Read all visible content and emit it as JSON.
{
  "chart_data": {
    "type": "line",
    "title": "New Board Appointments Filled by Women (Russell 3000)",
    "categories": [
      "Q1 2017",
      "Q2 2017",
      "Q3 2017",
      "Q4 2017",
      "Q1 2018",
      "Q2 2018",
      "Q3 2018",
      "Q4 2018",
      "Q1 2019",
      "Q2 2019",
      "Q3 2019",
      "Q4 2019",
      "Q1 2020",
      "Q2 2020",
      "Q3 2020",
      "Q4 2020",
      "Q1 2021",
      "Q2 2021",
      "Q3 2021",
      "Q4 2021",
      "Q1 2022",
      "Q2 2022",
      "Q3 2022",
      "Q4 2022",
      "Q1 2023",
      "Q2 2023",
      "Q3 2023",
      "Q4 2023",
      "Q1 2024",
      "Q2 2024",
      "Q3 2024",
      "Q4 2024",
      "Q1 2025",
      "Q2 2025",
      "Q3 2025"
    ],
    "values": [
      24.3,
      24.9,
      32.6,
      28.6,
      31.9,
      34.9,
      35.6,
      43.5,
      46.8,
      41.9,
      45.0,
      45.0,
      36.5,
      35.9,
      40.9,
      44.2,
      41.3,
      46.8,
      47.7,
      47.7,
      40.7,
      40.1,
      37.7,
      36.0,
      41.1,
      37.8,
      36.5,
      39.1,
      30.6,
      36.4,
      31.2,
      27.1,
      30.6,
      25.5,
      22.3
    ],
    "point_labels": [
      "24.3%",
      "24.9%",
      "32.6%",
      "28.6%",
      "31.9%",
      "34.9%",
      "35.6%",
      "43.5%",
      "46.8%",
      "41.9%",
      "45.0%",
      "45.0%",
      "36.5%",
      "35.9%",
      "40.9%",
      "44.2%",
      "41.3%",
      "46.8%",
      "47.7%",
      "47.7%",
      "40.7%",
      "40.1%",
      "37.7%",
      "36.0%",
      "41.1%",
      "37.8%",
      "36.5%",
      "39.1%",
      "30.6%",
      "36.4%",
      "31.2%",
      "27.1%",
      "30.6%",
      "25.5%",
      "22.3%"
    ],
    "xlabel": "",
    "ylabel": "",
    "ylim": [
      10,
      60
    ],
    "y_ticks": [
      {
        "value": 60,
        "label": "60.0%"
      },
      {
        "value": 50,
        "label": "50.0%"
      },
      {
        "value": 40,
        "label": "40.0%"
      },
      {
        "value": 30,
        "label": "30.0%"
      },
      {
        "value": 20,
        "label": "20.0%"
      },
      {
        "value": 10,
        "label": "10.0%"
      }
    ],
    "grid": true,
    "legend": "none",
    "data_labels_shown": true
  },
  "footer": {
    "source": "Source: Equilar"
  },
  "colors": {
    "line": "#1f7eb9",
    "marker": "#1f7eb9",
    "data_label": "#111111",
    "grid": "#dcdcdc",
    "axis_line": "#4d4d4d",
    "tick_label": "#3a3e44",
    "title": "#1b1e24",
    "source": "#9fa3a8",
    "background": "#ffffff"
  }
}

**What this task involves**
Set down the entries above again, word for word.

**Task answer**
Read all visible content and emit it as JSON.
{
  "chart_data": {
    "type": "line",
    "title": "New Board Appointments Filled by Women (Russell 3000)",
    "categories": [
      "Q1 2017",
      "Q2 2017",
      "Q3 2017",
      "Q4 2017",
      "Q1 2018",
      "Q2 2018",
      "Q3 2018",
      "Q4 2018",
      "Q1 2019",
      "Q2 2019",
      "Q3 2019",
      "Q4 2019",
      "Q1 2020",
      "Q2 2020",
      "Q3 2020",
      "Q4 2020",
      "Q1 2021",
      "Q2 2021",
      "Q3 2021",
      "Q4 2021",
      "Q1 2022",
      "Q2 2022",
      "Q3 2022",
      "Q4 2022",
      "Q1 2023",
      "Q2 2023",
      "Q3 2023",
      "Q4 2023",
      "Q1 2024",
      "Q2 2024",
      "Q3 2024",
      "Q4 2024",
      "Q1 2025",
      "Q2 2025",
      "Q3 2025"
    ],
    "values": [
      24.3,
      24.9,
      32.6,
      28.6,
      31.9,
      34.9,
      35.6,
      43.5,
      46.8,
      41.9,
      45.0,
      45.0,
      36.5,
      35.9,
      40.9,
      44.2,
      41.3,
      46.8,
      47.7,
      47.7,
      40.7,
      40.1,
      37.7,
      36.0,
      41.1,
      37.8,
      36.5,
      39.1,
      30.6,
      36.4,
      31.2,
      27.1,
      30.6,
      25.5,
      22.3
    ],
    "point_labels": [
      "24.3%",
      "24.9%",
      "32.6%",
      "28.6%",
      "31.9%",
      "34.9%",
      "35.6%",
      "43.5%",
      "46.8%",
      "41.9%",
      "45.0%",
      "45.0%",
      "36.5%",
      "35.9%",
      "40.9%",
      "44.2%",
      "41.3%",
      "46.8%",
      "47.7%",
      "47.7%",
      "40.7%",
      "40.1%",
      "37.7%",
      "36.0%",
      "41.1%",
      "37.8%",
      "36.5%",
      "39.1%",
      "30.6%",
      "36.4%",
      "31.2%",
      "27.1%",
      "30.6%",
      "25.5%",
      "22.3%"
    ],
    "xlabel": "",
    "ylabel": "",
    "ylim": [
      10,
      60
    ],
    "y_ticks": [
      {
        "value": 60,
        "label": "60.0%"
      },
      {
        "value": 50,
        "label": "50.0%"
      },
      {
        "value": 40,
        "label": "40.0%"
      },
      {
        "value": 30,
        "label": "30.0%"
      },
      {
        "value": 20,
        "label": "20.0%"
      },
      {
        "value": 10,
        "label": "10.0%"
      }
    ],
    "grid": true,
    "legend": "none",
    "data_labels_shown": true
  },
  "footer": {
    "source": "Source: Equilar"
  },
  "colors": {
    "line": "#1f7eb9",
    "marker": "#1f7eb9",
    "data_label": "#111111",
    "grid": "#dcdcdc",
    "axis_line": "#4d4d4d",
    "tick_label": "#3a3e44",
    "title": "#1b1e24",
    "source": "#9fa3a8",
    "background": "#ffffff"
  }
}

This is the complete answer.